Dataset records:
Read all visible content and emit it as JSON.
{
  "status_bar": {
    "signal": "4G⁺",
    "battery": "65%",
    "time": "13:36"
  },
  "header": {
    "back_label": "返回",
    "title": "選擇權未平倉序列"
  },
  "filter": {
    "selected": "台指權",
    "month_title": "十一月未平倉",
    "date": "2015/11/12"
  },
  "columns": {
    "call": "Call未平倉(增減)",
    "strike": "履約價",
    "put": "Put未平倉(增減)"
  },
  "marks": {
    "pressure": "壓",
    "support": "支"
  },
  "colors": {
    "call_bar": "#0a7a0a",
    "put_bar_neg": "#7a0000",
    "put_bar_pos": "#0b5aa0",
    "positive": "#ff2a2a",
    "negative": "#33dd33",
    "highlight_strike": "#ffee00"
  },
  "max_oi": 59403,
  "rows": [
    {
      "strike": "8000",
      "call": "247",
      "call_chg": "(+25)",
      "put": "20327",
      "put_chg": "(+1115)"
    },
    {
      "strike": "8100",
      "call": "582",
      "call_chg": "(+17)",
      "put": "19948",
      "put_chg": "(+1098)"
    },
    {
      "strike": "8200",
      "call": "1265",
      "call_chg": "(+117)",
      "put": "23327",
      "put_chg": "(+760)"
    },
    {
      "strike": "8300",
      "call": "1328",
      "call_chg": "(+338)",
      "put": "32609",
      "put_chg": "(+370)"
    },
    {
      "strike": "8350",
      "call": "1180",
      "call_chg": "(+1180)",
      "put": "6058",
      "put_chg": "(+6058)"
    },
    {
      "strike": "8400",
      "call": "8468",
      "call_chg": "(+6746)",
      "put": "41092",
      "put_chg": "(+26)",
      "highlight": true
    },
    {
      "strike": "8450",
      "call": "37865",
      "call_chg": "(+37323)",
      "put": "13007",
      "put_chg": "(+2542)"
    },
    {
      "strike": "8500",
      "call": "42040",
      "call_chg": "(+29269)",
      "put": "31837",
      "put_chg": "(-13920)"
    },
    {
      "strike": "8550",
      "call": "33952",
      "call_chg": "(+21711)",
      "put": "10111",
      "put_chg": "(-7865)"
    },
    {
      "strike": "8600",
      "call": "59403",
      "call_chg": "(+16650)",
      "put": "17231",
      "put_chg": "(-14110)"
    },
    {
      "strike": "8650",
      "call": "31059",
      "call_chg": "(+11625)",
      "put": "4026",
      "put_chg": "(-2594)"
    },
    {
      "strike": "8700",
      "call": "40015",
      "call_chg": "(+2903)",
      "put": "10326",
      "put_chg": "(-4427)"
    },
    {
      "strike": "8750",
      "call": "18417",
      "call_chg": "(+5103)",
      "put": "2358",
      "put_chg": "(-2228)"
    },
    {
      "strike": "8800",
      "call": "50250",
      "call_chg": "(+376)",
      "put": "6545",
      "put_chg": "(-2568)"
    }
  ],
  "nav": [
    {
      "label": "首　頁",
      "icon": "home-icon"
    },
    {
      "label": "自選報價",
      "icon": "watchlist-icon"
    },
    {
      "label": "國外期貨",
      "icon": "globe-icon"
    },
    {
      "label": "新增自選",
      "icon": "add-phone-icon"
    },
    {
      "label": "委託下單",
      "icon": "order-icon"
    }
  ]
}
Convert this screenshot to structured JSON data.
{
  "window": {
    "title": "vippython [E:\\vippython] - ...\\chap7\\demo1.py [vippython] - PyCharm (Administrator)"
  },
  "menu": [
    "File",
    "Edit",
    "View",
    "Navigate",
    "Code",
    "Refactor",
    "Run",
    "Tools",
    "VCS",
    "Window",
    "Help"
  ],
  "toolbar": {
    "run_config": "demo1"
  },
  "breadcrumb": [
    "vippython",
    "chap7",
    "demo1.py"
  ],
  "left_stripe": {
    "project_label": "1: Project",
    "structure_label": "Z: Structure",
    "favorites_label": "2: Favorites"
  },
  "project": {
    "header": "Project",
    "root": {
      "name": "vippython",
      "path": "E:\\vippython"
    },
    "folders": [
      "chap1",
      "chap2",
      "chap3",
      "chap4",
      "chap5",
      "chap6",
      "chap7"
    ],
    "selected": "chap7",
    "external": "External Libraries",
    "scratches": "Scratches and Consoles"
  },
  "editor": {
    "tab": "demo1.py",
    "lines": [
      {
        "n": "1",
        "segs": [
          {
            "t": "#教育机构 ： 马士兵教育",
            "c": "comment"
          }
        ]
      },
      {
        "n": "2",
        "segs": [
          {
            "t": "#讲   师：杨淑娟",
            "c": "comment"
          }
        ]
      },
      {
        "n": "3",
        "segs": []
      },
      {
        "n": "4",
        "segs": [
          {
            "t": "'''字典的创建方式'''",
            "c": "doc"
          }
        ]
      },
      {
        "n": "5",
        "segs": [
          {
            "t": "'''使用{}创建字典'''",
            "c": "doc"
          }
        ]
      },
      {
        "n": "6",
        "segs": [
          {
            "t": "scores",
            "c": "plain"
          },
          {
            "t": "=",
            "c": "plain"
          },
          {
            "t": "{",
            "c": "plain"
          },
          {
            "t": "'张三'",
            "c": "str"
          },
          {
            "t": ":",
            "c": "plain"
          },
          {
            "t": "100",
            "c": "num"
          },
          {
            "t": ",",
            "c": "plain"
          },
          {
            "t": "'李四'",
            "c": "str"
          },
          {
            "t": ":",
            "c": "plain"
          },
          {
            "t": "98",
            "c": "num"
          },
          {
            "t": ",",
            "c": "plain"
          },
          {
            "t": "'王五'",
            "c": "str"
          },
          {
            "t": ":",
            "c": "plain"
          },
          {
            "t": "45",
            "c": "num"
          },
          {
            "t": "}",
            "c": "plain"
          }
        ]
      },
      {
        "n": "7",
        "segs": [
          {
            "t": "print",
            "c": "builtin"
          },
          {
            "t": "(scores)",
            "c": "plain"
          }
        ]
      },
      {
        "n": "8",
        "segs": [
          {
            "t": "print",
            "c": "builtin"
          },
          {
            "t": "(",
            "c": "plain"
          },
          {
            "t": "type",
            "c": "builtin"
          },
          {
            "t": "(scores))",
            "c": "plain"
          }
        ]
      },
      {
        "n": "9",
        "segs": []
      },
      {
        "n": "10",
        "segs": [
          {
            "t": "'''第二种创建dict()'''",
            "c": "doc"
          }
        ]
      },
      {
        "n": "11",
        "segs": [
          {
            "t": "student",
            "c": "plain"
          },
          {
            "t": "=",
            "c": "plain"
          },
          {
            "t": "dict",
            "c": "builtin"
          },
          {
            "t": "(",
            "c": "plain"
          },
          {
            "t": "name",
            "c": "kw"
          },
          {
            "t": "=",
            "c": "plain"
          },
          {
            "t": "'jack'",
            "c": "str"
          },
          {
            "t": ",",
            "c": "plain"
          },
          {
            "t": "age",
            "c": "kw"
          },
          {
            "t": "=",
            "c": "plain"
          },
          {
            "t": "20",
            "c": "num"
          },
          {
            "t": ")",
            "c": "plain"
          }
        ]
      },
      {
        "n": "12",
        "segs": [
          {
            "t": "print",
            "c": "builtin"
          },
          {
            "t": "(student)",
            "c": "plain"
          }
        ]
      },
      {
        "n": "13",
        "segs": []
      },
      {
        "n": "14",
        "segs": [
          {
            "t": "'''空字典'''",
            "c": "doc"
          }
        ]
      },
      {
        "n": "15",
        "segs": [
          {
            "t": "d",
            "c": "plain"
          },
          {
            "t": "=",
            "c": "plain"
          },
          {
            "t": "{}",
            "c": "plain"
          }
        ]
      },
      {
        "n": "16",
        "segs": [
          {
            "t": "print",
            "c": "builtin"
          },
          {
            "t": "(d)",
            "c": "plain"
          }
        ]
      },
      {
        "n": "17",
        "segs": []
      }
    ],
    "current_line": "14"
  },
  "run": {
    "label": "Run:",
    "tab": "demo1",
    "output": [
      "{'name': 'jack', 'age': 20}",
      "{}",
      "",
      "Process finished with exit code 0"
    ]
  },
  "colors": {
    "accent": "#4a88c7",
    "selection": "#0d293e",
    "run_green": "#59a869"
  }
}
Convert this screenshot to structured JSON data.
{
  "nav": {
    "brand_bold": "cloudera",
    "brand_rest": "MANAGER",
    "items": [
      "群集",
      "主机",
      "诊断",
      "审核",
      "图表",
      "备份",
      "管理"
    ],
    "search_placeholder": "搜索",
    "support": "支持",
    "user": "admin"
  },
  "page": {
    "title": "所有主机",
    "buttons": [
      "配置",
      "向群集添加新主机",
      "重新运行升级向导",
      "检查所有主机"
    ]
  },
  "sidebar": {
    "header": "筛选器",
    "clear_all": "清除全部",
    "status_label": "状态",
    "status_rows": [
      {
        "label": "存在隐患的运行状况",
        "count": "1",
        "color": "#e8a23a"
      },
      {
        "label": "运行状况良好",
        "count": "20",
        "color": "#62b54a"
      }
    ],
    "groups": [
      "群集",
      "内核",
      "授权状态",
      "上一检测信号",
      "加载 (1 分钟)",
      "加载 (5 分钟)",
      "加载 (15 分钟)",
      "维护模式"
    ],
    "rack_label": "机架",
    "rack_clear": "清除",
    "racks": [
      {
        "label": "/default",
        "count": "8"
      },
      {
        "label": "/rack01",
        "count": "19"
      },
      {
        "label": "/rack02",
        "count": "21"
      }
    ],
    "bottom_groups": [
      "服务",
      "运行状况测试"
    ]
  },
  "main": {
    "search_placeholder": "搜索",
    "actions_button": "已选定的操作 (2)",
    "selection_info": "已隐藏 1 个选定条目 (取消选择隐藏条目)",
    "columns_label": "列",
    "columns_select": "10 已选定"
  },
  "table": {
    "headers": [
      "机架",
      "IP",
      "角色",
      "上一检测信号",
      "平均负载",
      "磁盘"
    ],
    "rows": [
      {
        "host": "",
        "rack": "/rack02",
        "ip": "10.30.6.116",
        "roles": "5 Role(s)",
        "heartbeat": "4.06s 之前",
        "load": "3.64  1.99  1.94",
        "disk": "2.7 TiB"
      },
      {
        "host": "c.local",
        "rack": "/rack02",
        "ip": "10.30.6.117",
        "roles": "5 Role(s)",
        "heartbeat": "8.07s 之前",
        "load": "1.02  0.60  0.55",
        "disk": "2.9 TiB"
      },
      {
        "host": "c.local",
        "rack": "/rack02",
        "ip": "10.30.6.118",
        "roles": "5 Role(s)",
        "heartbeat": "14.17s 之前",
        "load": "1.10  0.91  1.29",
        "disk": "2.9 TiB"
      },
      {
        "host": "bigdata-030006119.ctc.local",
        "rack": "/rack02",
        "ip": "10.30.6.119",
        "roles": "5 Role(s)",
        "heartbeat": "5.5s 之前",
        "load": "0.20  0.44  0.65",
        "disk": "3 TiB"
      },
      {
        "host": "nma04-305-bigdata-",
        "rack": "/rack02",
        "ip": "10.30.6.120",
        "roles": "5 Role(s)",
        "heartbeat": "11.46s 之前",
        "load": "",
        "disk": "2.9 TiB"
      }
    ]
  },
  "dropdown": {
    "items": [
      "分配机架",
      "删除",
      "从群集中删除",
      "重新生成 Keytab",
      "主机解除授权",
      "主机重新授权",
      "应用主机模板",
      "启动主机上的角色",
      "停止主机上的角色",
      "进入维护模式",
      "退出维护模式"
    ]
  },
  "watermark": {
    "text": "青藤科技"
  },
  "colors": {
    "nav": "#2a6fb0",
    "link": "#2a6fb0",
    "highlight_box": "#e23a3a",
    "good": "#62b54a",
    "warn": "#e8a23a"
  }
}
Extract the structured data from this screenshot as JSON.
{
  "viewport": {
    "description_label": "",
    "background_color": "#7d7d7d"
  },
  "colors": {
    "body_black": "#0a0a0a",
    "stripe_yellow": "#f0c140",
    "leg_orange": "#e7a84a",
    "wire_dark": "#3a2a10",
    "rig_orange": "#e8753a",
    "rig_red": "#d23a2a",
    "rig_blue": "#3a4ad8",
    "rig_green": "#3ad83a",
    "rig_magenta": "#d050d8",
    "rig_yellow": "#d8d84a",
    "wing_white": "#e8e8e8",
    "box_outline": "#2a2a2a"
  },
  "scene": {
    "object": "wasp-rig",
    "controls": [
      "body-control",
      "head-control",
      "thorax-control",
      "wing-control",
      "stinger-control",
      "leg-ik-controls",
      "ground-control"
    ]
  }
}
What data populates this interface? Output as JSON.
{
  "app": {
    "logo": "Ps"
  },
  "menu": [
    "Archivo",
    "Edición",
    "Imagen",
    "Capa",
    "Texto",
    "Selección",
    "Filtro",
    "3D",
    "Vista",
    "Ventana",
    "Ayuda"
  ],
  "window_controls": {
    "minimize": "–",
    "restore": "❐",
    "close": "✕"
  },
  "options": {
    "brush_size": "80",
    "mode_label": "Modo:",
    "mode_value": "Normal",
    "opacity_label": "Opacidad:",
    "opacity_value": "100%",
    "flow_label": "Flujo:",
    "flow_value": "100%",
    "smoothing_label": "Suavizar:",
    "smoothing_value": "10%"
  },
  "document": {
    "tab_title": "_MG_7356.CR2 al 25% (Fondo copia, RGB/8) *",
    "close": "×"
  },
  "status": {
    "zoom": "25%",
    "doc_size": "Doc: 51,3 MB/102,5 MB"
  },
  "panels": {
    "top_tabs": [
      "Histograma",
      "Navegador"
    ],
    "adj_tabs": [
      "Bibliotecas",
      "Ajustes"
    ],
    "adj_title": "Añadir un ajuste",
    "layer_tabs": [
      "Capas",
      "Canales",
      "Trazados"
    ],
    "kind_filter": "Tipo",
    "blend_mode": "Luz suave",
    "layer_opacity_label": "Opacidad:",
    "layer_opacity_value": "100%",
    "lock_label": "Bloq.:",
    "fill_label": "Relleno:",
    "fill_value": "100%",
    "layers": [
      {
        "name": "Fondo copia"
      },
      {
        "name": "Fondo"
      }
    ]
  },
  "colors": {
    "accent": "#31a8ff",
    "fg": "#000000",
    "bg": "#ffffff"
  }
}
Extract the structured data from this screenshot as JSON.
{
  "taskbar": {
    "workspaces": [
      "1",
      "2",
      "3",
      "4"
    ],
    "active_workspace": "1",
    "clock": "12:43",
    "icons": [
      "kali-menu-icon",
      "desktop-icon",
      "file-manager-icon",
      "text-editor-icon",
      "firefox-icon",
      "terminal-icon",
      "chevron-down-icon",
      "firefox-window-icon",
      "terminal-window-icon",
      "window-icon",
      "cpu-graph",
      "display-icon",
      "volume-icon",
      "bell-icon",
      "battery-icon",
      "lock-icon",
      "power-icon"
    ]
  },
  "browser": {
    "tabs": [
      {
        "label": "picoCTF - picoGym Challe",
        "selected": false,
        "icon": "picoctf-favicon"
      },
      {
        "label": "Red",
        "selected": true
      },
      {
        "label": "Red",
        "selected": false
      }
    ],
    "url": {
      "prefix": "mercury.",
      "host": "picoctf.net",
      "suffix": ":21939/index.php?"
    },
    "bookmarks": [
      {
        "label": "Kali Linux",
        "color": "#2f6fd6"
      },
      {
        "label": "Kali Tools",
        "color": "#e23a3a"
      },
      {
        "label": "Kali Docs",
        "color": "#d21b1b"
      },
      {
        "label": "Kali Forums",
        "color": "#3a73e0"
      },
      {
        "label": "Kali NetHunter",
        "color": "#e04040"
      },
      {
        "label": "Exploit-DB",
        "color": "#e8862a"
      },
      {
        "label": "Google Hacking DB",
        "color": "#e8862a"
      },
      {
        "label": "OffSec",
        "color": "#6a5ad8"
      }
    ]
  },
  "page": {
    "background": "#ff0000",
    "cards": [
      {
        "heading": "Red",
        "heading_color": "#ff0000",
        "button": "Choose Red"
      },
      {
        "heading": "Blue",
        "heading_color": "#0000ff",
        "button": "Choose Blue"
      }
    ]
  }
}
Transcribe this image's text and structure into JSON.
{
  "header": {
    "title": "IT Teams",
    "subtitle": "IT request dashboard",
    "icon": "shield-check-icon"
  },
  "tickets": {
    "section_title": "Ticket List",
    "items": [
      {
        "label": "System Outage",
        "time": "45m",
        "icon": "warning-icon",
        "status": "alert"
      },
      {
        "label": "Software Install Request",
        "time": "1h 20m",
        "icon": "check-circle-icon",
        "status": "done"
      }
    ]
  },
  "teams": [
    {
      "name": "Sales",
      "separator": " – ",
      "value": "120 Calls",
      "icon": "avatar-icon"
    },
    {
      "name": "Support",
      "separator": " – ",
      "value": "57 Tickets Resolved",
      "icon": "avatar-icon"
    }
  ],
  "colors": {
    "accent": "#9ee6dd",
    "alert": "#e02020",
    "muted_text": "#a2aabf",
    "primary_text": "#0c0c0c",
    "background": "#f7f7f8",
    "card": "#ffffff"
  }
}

• _Description of the task_
Report every line in the data above in which the word "copia" appears.

• _The solution_
    "tab_title": "_MG_7356.CR2 al 25% (Fondo copia, RGB/8) *",
        "name": "Fondo copia"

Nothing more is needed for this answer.